WHAT THE EXERCISE ASKS: Work through the data line by line, gathering every line that has the word "chart".

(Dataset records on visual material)
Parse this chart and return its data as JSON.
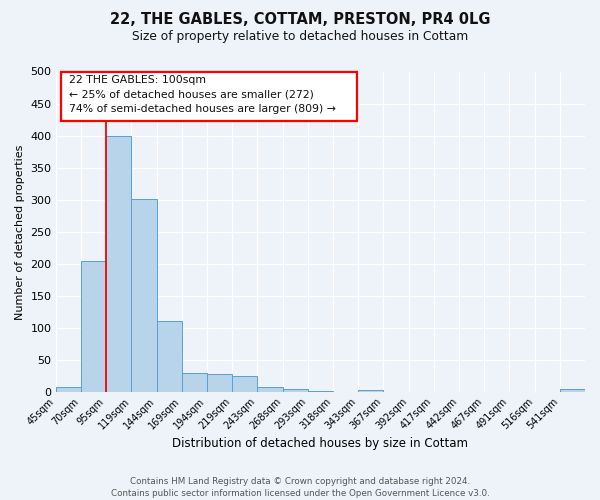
{
  "title_line1": "22, THE GABLES, COTTAM, PRESTON, PR4 0LG",
  "title_line2": "Size of property relative to detached houses in Cottam",
  "xlabel": "Distribution of detached houses by size in Cottam",
  "ylabel": "Number of detached properties",
  "bar_color": "#b8d4ea",
  "bar_edge_color": "#5a9fd4",
  "bin_labels": [
    "45sqm",
    "70sqm",
    "95sqm",
    "119sqm",
    "144sqm",
    "169sqm",
    "194sqm",
    "219sqm",
    "243sqm",
    "268sqm",
    "293sqm",
    "318sqm",
    "343sqm",
    "367sqm",
    "392sqm",
    "417sqm",
    "442sqm",
    "467sqm",
    "491sqm",
    "516sqm",
    "541sqm"
  ],
  "bar_values": [
    8,
    205,
    400,
    302,
    112,
    30,
    28,
    25,
    8,
    6,
    3,
    1,
    4,
    1,
    1,
    0,
    0,
    0,
    0,
    0,
    5
  ],
  "ylim": [
    0,
    500
  ],
  "yticks": [
    0,
    50,
    100,
    150,
    200,
    250,
    300,
    350,
    400,
    450,
    500
  ],
  "red_line_index": 2,
  "annotation_text": "22 THE GABLES: 100sqm\n← 25% of detached houses are smaller (272)\n74% of semi-detached houses are larger (809) →",
  "footer_line1": "Contains HM Land Registry data © Crown copyright and database right 2024.",
  "footer_line2": "Contains public sector information licensed under the Open Government Licence v3.0.",
  "background_color": "#eef3f9",
  "grid_color": "#ffffff"
}
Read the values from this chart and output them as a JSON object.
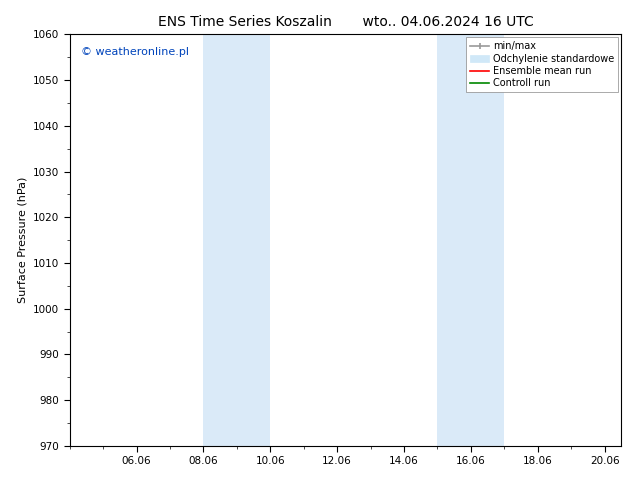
{
  "title": "ENS Time Series Koszalin",
  "title2": "wto.. 04.06.2024 16 UTC",
  "ylabel": "Surface Pressure (hPa)",
  "ylim": [
    970,
    1060
  ],
  "yticks": [
    970,
    980,
    990,
    1000,
    1010,
    1020,
    1030,
    1040,
    1050,
    1060
  ],
  "xlim": [
    4.0,
    20.5
  ],
  "xtick_positions": [
    6.0,
    8.0,
    10.0,
    12.0,
    14.0,
    16.0,
    18.0,
    20.0
  ],
  "xtick_labels": [
    "06.06",
    "08.06",
    "10.06",
    "12.06",
    "14.06",
    "16.06",
    "18.06",
    "20.06"
  ],
  "shaded_bands": [
    {
      "xstart": 8.0,
      "xend": 10.0
    },
    {
      "xstart": 15.0,
      "xend": 17.0
    }
  ],
  "band_color": "#daeaf8",
  "copyright_text": "© weatheronline.pl",
  "copyright_color": "#0044bb",
  "legend_items": [
    {
      "label": "min/max",
      "color": "#aaaaaa"
    },
    {
      "label": "Odchylenie standardowe",
      "color": "#ccddee"
    },
    {
      "label": "Ensemble mean run",
      "color": "#ff0000"
    },
    {
      "label": "Controll run",
      "color": "#008800"
    }
  ],
  "bg_color": "#ffffff",
  "plot_bg_color": "#ffffff",
  "border_color": "#000000",
  "font_size_title": 10,
  "font_size_axis": 8,
  "font_size_tick": 7.5,
  "font_size_legend": 7,
  "font_size_copyright": 8
}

RESULT OF THE TASK:
Parse this chart and return its data as JSON.
Read the values from this chart and output them as a JSON object.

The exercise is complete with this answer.